What is the number of lines containing "browser"? Give only that number.
--- Begin Records ---
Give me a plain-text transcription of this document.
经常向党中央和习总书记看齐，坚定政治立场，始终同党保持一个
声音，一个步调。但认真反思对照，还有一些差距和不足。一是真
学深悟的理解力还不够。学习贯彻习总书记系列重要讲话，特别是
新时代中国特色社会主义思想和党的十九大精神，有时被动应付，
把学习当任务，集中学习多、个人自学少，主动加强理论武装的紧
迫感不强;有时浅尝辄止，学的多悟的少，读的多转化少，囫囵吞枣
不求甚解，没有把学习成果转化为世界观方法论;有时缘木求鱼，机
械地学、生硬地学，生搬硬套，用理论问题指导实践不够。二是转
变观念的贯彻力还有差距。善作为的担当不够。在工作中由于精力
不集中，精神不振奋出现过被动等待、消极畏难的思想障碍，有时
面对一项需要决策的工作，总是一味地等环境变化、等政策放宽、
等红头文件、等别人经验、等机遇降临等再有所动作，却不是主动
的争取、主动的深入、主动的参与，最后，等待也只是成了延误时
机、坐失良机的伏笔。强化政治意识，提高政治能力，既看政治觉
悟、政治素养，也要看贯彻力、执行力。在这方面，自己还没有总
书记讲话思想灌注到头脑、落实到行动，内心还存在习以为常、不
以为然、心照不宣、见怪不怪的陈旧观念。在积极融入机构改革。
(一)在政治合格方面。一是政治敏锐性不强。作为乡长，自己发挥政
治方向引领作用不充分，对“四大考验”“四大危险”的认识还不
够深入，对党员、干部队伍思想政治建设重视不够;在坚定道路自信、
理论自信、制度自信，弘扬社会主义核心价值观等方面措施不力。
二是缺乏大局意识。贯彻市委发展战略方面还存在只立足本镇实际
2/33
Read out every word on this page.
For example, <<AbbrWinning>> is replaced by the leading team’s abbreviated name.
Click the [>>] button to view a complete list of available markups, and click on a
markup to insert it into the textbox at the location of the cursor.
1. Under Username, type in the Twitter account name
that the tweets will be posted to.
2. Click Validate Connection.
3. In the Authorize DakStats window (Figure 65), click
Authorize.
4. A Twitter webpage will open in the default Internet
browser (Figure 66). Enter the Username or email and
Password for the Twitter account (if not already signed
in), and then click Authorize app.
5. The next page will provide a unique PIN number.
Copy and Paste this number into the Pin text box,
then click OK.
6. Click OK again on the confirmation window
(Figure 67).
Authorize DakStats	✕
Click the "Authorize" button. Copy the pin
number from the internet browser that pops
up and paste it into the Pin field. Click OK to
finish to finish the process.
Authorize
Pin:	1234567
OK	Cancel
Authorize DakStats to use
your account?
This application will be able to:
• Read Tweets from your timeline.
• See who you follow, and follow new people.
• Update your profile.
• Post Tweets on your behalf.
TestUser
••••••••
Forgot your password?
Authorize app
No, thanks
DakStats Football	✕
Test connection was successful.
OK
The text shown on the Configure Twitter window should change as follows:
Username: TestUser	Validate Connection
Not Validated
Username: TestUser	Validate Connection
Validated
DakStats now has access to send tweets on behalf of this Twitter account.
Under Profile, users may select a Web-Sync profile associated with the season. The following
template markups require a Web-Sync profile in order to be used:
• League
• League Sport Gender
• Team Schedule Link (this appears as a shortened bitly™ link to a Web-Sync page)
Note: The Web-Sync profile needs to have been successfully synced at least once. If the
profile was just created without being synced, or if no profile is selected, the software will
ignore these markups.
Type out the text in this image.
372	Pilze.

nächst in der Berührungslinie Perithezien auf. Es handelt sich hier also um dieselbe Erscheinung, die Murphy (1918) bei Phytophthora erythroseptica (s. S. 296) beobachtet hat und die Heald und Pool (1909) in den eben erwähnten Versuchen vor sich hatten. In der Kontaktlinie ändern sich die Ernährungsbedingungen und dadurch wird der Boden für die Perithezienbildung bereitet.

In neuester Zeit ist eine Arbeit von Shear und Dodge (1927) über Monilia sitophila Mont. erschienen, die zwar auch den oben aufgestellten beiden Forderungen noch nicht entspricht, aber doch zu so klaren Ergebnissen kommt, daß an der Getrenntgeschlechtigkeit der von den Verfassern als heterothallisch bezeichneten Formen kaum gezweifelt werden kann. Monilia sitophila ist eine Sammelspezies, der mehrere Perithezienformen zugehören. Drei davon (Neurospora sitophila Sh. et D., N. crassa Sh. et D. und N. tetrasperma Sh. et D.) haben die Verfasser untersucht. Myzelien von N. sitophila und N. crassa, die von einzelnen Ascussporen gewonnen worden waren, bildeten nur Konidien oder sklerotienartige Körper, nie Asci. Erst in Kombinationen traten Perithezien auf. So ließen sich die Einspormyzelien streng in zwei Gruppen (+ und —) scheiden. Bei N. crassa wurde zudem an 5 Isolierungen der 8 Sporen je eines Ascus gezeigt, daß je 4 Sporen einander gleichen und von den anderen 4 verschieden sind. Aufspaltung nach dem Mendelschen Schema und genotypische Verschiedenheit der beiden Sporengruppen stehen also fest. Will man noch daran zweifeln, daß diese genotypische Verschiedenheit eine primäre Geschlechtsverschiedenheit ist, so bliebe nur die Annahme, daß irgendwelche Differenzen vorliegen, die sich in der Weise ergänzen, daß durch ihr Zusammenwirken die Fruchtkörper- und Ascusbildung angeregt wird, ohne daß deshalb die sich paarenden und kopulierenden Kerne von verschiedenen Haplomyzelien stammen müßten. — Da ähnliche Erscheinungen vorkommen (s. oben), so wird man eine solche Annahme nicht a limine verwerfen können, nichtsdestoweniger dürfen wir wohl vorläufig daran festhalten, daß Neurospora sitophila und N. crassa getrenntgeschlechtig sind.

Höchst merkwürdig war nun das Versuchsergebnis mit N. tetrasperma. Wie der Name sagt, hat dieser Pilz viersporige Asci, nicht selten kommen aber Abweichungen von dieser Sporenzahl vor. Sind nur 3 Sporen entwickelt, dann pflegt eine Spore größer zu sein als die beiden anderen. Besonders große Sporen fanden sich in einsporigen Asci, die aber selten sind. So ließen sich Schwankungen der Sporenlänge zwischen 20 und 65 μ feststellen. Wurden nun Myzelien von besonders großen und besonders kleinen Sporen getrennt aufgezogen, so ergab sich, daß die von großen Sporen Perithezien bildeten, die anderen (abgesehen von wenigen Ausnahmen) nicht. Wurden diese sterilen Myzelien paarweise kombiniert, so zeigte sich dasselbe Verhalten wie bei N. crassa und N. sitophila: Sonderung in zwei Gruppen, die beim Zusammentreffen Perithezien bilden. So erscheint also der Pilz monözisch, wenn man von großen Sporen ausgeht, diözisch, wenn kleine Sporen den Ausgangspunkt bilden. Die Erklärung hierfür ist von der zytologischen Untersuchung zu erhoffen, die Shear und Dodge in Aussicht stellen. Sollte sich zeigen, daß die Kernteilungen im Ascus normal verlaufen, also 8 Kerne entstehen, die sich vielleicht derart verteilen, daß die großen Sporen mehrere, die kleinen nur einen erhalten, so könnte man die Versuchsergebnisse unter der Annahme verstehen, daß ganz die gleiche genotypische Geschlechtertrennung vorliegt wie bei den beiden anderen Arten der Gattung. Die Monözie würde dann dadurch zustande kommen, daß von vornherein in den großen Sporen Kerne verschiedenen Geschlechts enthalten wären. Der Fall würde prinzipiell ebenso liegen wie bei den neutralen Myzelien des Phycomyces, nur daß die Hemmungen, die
--- End Records ---
- [Answer to the problem] 2